-- Start of Text block --

So while we may question Paramount's continual redipping into the vault, it was probably inevitable that the time travel theme would be exploited for its own boxed set. And such is the case with the Time Travel Fan Collective which, like the Borg collection that preceded it, collects fan favorites from the various series and reissues them under a single cover.

Fortunately, there really isn't a stinker in this set, and some of the episodes are top notch.

Here's a list of what you get from these 12 episodes spread over four discs:

Tomorrow Is Yesterday and The City on the Edge of Forever (TOS), Yesterday's Enterprise, Cause and Effect, Time's Arrow parts 1 and 2 and All Good Things... (TNG), Little Green Men and Trials and Tribble-ations (DS9), Year of Hell parts 1 and 2 and Endgame (Voyager)

Extras include text commentaries by Michael and Denise Okuda for the Tomorrow Is Yesterday, Yesterday's Enterprise, and Little Green Men episodes.

Our favorite episodes include both of the original series entries, the first of which sees the Enterprise thrust into a time warp that transports them back to earth of the 1960's, where the ship is spotted by radar and assumed to be a UFO.

-- End of Text block --
-- Start of Data provided --

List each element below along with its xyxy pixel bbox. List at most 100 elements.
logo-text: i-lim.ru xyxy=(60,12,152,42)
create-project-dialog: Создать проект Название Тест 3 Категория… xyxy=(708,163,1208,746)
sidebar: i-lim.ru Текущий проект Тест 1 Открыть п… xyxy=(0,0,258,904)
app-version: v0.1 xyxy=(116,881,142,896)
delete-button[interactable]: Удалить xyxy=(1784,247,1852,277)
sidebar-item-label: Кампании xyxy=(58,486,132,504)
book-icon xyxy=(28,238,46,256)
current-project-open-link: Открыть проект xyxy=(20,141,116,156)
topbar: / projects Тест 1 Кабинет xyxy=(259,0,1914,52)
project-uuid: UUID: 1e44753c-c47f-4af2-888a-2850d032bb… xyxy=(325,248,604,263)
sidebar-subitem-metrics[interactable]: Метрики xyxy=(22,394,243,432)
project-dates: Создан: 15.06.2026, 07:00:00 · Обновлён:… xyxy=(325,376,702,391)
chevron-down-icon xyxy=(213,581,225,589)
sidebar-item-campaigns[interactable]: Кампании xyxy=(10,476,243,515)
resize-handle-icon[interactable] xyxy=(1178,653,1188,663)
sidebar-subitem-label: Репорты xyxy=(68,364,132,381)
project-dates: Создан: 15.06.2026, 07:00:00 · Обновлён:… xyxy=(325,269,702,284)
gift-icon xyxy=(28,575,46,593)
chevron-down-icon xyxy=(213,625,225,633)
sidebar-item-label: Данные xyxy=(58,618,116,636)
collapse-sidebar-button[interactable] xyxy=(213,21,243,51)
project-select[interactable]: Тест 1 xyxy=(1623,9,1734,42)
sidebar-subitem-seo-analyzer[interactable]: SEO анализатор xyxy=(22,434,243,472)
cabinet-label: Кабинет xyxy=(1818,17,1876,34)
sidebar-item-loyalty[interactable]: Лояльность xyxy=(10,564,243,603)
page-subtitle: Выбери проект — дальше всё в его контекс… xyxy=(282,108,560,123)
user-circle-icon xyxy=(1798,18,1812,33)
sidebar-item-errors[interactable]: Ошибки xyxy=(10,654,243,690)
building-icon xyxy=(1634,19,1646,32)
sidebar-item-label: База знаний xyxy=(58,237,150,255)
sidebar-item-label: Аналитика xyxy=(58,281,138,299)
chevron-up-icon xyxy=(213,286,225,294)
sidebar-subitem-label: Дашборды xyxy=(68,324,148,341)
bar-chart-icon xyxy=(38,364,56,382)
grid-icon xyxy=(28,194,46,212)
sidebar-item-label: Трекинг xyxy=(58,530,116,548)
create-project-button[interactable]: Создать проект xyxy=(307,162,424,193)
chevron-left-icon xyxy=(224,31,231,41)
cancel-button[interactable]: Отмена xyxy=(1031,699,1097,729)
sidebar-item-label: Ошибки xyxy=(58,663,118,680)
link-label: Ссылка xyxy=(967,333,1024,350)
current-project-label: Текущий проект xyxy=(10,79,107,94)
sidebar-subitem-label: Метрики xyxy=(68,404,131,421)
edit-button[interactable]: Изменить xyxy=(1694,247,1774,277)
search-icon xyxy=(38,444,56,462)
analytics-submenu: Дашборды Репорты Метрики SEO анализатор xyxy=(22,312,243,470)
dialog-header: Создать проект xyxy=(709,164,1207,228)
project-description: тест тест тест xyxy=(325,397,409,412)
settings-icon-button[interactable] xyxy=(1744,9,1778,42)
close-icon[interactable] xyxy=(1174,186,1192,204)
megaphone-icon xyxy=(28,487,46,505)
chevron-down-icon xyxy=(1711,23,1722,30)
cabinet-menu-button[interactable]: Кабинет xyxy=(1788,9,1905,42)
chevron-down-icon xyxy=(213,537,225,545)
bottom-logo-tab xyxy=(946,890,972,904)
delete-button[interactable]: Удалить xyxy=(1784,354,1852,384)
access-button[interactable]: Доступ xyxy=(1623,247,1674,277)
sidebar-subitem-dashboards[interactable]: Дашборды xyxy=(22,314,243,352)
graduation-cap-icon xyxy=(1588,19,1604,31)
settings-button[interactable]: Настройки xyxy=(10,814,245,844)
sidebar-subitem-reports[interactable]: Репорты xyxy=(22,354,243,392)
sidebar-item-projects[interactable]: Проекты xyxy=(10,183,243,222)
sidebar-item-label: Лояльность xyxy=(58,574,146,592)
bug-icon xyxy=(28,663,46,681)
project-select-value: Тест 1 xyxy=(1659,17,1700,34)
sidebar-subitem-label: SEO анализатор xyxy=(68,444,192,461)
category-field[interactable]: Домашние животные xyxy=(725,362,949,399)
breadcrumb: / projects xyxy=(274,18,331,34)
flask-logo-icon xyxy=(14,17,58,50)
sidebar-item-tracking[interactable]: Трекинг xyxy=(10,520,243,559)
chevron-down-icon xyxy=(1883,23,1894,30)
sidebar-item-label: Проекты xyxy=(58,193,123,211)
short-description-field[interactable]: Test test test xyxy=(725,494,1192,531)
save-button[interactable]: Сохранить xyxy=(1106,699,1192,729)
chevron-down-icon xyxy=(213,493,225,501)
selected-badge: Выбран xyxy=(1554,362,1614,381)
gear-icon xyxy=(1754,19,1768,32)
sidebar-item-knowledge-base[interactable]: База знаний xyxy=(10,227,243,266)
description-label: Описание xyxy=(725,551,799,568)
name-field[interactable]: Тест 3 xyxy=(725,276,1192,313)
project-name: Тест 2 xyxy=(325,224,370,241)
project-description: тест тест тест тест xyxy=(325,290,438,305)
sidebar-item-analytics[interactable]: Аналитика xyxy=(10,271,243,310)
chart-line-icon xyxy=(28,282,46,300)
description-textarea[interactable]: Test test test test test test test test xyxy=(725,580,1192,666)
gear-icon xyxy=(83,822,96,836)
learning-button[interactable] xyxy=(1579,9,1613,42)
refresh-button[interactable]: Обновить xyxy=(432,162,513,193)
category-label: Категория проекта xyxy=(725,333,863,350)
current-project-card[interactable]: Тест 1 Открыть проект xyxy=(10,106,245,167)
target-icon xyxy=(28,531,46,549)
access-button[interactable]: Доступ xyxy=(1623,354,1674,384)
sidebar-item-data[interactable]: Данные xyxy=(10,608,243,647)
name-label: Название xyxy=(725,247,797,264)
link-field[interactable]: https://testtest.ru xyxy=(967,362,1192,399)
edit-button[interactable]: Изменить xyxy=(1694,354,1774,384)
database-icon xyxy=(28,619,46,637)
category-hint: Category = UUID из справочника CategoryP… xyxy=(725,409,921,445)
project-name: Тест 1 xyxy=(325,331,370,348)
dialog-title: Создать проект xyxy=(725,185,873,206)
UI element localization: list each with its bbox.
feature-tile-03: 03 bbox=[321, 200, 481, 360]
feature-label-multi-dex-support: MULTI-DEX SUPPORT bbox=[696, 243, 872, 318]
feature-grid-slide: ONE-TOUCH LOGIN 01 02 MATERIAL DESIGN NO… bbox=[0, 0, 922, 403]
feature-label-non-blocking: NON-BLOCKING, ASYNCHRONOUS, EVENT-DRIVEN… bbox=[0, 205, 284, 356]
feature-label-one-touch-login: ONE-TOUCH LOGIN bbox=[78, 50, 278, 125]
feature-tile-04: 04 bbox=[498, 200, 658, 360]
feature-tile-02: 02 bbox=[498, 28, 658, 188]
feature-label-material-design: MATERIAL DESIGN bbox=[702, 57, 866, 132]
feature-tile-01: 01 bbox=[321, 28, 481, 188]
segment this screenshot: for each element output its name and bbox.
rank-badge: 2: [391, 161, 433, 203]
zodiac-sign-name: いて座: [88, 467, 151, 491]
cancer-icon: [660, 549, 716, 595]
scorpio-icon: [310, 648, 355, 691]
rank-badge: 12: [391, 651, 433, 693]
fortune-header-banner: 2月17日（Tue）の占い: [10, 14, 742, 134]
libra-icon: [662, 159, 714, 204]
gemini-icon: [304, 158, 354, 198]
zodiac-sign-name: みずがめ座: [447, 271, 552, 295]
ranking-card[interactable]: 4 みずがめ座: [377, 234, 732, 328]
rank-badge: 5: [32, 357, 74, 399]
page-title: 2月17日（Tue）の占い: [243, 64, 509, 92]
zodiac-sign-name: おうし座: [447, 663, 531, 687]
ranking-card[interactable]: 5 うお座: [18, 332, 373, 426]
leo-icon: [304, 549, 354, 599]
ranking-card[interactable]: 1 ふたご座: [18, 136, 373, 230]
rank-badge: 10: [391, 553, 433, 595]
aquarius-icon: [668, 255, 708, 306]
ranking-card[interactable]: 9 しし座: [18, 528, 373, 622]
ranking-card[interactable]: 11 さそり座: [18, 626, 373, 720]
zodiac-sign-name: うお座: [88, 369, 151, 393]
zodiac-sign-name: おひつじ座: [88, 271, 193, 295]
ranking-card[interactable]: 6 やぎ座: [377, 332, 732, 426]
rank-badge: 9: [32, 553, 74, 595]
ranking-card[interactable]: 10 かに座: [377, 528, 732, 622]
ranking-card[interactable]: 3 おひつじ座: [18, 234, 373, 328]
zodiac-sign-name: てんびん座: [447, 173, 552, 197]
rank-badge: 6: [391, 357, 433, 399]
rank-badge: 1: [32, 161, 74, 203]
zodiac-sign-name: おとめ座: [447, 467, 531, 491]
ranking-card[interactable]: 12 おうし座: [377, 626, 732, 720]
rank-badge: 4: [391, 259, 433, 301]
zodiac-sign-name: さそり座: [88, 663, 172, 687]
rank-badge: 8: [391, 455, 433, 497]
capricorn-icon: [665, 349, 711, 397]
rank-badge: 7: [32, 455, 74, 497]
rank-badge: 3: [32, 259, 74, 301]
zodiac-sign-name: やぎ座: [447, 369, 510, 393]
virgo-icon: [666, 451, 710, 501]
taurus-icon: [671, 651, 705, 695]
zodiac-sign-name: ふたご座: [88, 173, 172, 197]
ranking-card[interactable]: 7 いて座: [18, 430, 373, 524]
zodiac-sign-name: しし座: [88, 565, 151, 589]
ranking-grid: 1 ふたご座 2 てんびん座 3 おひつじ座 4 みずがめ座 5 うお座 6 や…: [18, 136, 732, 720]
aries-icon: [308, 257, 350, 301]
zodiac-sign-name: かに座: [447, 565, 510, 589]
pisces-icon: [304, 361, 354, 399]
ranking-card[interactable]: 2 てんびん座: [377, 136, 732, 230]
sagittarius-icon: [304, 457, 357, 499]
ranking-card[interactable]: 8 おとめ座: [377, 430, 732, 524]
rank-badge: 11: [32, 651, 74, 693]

-- End of Data provided --

* Written instruction
Can you copy out the passage of the Time Travel Fan Collective review between "Here's a list" and "to be a UFO.", inclusive, word for word?

* Exercise output
Here's a list of what you get from these 12 episodes spread over four discs:

Tomorrow Is Yesterday and The City on the Edge of Forever (TOS), Yesterday's Enterprise, Cause and Effect, Time's Arrow parts 1 and 2 and All Good Things... (TNG), Little Green Men and Trials and Tribble-ations (DS9), Year of Hell parts 1 and 2 and Endgame (Voyager)

Extras include text commentaries by Michael and Denise Okuda for the Tomorrow Is Yesterday, Yesterday's Enterprise, and Little Green Men episodes.

Our favorite episodes include both of the original series entries, the first of which sees the Enterprise thrust into a time warp that transports them back to earth of the 1960's, where the ship is spotted by radar and assumed to be a UFO.